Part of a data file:

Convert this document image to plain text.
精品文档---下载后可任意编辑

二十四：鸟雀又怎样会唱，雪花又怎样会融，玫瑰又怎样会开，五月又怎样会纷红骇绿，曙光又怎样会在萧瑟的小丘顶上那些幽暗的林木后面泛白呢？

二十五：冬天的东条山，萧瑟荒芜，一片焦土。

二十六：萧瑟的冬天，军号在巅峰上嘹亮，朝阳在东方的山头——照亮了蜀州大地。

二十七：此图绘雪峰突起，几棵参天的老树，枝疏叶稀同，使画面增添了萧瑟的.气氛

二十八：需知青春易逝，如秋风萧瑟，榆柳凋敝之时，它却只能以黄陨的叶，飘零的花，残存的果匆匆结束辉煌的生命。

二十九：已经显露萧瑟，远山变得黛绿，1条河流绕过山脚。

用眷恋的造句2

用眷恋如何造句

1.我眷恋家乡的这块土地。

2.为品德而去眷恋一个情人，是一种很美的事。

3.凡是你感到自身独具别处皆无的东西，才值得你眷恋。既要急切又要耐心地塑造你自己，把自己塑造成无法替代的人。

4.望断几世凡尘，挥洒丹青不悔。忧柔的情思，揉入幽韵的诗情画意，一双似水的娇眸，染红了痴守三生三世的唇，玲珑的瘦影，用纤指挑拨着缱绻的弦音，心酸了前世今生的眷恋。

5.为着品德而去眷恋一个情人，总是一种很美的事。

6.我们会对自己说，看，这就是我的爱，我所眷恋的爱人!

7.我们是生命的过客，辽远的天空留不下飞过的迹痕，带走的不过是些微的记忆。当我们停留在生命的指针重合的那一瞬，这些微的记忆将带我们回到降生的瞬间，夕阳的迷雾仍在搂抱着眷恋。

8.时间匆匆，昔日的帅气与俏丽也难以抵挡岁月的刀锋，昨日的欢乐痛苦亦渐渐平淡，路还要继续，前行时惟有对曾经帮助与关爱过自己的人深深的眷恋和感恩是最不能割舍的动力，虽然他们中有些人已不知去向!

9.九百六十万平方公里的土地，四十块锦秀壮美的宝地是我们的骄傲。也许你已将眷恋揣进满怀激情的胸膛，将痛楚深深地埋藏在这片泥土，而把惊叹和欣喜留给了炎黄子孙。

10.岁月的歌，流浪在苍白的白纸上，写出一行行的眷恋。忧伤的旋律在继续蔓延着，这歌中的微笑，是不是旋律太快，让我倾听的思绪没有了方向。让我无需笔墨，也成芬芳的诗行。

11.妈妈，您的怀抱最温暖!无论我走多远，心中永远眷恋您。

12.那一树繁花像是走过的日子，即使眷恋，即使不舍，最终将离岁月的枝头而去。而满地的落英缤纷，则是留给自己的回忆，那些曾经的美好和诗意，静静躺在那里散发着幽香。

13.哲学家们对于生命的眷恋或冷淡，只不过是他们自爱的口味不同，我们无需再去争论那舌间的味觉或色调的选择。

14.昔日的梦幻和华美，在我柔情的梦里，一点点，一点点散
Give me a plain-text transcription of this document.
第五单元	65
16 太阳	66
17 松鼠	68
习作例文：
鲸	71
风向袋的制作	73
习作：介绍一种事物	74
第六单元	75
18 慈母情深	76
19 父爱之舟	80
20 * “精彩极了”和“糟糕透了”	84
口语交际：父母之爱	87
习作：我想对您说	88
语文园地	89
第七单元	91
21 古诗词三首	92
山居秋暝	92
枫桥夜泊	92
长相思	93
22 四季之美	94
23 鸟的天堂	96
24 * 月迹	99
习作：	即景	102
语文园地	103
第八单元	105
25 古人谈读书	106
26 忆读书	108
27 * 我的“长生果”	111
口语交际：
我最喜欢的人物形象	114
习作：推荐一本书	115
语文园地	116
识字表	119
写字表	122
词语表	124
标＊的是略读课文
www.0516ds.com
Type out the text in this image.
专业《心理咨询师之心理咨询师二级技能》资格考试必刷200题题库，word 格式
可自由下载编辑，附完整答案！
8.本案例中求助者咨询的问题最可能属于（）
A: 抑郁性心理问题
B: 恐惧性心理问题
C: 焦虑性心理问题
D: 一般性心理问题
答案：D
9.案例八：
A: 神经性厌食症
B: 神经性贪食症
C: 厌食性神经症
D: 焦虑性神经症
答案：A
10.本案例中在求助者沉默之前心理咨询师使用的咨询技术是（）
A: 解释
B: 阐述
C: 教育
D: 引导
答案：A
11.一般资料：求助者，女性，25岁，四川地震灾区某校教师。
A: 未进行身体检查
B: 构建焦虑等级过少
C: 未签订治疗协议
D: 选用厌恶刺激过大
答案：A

## SET EXERCISE:
Reproduce the entries above in full by retyping them exactly.

## RESULT:
Convert this document image to plain text.
精品文档---下载后可任意编辑

二十四：鸟雀又怎样会唱，雪花又怎样会融，玫瑰又怎样会开，五月又怎样会纷红骇绿，曙光又怎样会在萧瑟的小丘顶上那些幽暗的林木后面泛白呢？

二十五：冬天的东条山，萧瑟荒芜，一片焦土。

二十六：萧瑟的冬天，军号在巅峰上嘹亮，朝阳在东方的山头——照亮了蜀州大地。

二十七：此图绘雪峰突起，几棵参天的老树，枝疏叶稀同，使画面增添了萧瑟的.气氛

二十八：需知青春易逝，如秋风萧瑟，榆柳凋敝之时，它却只能以黄陨的叶，飘零的花，残存的果匆匆结束辉煌的生命。

二十九：已经显露萧瑟，远山变得黛绿，1条河流绕过山脚。

用眷恋的造句2

用眷恋如何造句

1.我眷恋家乡的这块土地。

2.为品德而去眷恋一个情人，是一种很美的事。

3.凡是你感到自身独具别处皆无的东西，才值得你眷恋。既要急切又要耐心地塑造你自己，把自己塑造成无法替代的人。

4.望断几世凡尘，挥洒丹青不悔。忧柔的情思，揉入幽韵的诗情画意，一双似水的娇眸，染红了痴守三生三世的唇，玲珑的瘦影，用纤指挑拨着缱绻的弦音，心酸了前世今生的眷恋。

5.为着品德而去眷恋一个情人，总是一种很美的事。

6.我们会对自己说，看，这就是我的爱，我所眷恋的爱人!

7.我们是生命的过客，辽远的天空留不下飞过的迹痕，带走的不过是些微的记忆。当我们停留在生命的指针重合的那一瞬，这些微的记忆将带我们回到降生的瞬间，夕阳的迷雾仍在搂抱着眷恋。

8.时间匆匆，昔日的帅气与俏丽也难以抵挡岁月的刀锋，昨日的欢乐痛苦亦渐渐平淡，路还要继续，前行时惟有对曾经帮助与关爱过自己的人深深的眷恋和感恩是最不能割舍的动力，虽然他们中有些人已不知去向!

9.九百六十万平方公里的土地，四十块锦秀壮美的宝地是我们的骄傲。也许你已将眷恋揣进满怀激情的胸膛，将痛楚深深地埋藏在这片泥土，而把惊叹和欣喜留给了炎黄子孙。

10.岁月的歌，流浪在苍白的白纸上，写出一行行的眷恋。忧伤的旋律在继续蔓延着，这歌中的微笑，是不是旋律太快，让我倾听的思绪没有了方向。让我无需笔墨，也成芬芳的诗行。

11.妈妈，您的怀抱最温暖!无论我走多远，心中永远眷恋您。

12.那一树繁花像是走过的日子，即使眷恋，即使不舍，最终将离岁月的枝头而去。而满地的落英缤纷，则是留给自己的回忆，那些曾经的美好和诗意，静静躺在那里散发着幽香。

13.哲学家们对于生命的眷恋或冷淡，只不过是他们自爱的口味不同，我们无需再去争论那舌间的味觉或色调的选择。

14.昔日的梦幻和华美，在我柔情的梦里，一点点，一点点散
Give me a plain-text transcription of this document.
第五单元	65
16 太阳	66
17 松鼠	68
习作例文：
鲸	71
风向袋的制作	73
习作：介绍一种事物	74
第六单元	75
18 慈母情深	76
19 父爱之舟	80
20 * “精彩极了”和“糟糕透了”	84
口语交际：父母之爱	87
习作：我想对您说	88
语文园地	89
第七单元	91
21 古诗词三首	92
山居秋暝	92
枫桥夜泊	92
长相思	93
22 四季之美	94
23 鸟的天堂	96
24 * 月迹	99
习作：	即景	102
语文园地	103
第八单元	105
25 古人谈读书	106
26 忆读书	108
27 * 我的“长生果”	111
口语交际：
我最喜欢的人物形象	114
习作：推荐一本书	115
语文园地	116
识字表	119
写字表	122
词语表	124
标＊的是略读课文
www.0516ds.com
Type out the text in this image.
专业《心理咨询师之心理咨询师二级技能》资格考试必刷200题题库，word 格式
可自由下载编辑，附完整答案！
8.本案例中求助者咨询的问题最可能属于（）
A: 抑郁性心理问题
B: 恐惧性心理问题
C: 焦虑性心理问题
D: 一般性心理问题
答案：D
9.案例八：
A: 神经性厌食症
B: 神经性贪食症
C: 厌食性神经症
D: 焦虑性神经症
答案：A
10.本案例中在求助者沉默之前心理咨询师使用的咨询技术是（）
A: 解释
B: 阐述
C: 教育
D: 引导
答案：A
11.一般资料：求助者，女性，25岁，四川地震灾区某校教师。
A: 未进行身体检查
B: 构建焦虑等级过少
C: 未签订治疗协议
D: 选用厌恶刺激过大
答案：A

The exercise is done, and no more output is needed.